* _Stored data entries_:
======

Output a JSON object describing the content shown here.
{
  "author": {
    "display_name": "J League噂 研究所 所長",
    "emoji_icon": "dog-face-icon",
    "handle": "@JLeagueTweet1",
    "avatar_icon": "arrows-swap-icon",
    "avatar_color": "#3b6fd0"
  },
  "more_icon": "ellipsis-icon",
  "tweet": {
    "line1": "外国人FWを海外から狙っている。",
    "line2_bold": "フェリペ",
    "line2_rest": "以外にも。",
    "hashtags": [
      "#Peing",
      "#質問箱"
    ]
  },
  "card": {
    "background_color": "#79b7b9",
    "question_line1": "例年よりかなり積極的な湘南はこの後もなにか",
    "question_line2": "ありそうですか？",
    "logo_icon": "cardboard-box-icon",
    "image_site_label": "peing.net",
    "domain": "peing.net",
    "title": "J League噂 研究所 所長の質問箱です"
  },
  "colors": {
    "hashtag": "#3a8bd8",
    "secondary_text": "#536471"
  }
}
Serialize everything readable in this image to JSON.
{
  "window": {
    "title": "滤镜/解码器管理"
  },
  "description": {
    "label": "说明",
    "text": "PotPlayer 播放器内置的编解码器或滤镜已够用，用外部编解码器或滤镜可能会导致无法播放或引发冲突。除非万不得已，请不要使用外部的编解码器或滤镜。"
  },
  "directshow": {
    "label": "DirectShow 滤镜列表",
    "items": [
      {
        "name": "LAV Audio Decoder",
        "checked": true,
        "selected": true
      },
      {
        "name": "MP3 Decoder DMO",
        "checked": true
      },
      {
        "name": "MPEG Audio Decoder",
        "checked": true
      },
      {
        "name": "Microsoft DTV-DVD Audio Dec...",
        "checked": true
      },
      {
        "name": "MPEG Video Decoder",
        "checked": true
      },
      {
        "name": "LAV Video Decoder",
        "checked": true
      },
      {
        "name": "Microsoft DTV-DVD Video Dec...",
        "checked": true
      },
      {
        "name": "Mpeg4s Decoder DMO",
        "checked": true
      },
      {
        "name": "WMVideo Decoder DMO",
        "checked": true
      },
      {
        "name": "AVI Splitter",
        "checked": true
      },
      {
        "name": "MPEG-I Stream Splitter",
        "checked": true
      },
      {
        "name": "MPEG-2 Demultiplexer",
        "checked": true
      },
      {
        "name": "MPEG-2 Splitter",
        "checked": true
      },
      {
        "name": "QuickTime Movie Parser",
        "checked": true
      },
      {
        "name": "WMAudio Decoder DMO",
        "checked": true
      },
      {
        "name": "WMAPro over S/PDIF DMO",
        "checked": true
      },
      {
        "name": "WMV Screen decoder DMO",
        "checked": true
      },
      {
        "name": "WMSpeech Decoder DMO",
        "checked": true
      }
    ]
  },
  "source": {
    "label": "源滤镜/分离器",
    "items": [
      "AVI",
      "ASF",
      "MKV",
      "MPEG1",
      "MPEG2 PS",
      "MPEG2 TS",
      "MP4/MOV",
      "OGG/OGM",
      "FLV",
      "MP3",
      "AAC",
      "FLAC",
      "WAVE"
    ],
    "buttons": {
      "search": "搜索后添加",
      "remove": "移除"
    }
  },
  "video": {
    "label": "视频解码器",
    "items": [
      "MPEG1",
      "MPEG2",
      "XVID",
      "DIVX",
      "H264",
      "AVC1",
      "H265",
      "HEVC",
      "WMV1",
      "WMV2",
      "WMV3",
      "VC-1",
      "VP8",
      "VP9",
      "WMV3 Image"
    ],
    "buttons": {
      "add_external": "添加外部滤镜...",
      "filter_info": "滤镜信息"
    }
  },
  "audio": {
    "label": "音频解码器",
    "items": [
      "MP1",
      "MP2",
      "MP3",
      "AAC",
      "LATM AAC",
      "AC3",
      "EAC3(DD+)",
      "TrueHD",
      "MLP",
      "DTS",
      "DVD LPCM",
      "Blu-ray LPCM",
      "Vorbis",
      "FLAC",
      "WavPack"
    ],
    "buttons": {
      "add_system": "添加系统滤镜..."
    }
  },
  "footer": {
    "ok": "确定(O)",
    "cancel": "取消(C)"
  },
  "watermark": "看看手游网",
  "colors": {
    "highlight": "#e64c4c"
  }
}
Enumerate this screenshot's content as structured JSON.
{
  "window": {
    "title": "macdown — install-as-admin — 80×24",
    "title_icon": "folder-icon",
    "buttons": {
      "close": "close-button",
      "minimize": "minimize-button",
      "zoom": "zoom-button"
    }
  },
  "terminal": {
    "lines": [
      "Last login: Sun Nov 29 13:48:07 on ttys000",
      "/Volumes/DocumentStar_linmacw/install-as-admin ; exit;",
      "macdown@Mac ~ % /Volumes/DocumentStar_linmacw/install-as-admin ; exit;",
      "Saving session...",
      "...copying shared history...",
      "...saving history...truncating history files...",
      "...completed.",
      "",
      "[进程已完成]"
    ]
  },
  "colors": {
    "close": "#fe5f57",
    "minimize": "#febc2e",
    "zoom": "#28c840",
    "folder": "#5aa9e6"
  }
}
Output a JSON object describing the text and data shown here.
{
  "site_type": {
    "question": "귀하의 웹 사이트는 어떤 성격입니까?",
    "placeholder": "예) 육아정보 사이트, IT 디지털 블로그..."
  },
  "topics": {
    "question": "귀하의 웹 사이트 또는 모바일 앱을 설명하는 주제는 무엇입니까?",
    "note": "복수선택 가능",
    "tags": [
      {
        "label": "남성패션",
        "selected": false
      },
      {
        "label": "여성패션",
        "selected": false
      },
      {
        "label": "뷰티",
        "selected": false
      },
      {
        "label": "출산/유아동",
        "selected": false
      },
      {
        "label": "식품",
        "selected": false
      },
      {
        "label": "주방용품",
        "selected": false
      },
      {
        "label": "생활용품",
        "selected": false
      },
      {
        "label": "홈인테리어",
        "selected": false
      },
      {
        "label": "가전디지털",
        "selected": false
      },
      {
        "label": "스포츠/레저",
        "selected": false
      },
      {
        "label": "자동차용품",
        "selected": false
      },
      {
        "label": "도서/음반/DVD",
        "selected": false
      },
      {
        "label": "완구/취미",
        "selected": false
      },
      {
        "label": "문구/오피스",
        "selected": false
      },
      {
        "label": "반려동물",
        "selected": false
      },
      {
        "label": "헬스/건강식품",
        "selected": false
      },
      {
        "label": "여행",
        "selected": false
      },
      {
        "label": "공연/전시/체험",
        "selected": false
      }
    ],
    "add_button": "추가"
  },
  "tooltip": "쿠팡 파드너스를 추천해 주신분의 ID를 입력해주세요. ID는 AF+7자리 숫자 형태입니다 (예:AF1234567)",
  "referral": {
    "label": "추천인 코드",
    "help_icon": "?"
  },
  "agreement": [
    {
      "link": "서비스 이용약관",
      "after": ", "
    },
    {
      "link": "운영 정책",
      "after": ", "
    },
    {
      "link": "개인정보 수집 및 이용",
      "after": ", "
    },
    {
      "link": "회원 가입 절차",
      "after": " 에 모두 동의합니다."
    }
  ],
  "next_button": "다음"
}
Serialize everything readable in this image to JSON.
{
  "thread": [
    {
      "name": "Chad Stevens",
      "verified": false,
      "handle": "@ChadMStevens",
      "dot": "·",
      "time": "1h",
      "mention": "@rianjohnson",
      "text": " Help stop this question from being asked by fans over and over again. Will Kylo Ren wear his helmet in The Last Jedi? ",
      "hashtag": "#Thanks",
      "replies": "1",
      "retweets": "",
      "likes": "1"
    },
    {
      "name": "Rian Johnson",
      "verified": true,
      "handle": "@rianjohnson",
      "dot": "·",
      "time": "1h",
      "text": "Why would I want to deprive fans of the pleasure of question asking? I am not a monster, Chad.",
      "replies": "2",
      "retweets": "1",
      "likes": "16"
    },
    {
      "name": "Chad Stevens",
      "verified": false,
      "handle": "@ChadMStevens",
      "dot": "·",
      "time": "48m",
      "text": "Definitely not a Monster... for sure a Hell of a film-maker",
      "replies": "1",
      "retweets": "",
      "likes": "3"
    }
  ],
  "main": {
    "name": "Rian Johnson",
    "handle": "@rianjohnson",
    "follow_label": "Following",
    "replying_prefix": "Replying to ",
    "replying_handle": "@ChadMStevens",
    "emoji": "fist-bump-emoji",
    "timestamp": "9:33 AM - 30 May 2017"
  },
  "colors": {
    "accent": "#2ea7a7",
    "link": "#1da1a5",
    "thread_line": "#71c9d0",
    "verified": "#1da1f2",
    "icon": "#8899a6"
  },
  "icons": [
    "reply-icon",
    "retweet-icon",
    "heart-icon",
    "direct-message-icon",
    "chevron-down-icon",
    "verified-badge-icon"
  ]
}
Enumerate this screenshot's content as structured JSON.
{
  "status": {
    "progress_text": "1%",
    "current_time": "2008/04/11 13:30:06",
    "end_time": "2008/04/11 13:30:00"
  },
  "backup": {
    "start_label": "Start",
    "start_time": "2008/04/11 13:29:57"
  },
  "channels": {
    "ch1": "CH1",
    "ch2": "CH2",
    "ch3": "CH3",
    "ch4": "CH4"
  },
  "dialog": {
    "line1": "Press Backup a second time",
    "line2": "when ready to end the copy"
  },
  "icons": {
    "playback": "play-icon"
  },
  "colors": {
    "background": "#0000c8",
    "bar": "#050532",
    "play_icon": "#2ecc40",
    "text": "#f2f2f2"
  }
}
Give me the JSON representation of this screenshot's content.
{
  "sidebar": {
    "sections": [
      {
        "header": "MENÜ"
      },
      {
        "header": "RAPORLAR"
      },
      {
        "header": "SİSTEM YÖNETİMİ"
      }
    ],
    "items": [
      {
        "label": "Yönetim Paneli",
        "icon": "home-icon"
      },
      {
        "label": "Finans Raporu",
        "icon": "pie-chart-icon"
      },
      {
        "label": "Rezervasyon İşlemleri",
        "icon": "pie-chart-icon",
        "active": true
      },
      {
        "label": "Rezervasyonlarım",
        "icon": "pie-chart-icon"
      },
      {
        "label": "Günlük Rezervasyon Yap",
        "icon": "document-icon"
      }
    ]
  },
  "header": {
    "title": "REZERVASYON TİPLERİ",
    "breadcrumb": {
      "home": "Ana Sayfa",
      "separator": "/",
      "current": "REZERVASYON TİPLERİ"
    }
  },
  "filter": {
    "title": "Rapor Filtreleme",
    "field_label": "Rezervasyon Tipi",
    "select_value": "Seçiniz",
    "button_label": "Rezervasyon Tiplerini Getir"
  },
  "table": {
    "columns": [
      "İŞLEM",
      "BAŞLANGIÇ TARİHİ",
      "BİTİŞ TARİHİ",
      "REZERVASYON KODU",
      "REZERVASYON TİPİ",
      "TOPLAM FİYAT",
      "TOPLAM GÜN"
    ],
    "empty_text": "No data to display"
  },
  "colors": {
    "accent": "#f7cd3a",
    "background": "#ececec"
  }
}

======

* _Short problem_:
Which lines contain the word "verified"? Copy each of them.

* _Answer to the task_:
      "verified": false,
      "verified": true,
      "verified": false,
    "verified": "#1da1f2",
    "verified-badge-icon"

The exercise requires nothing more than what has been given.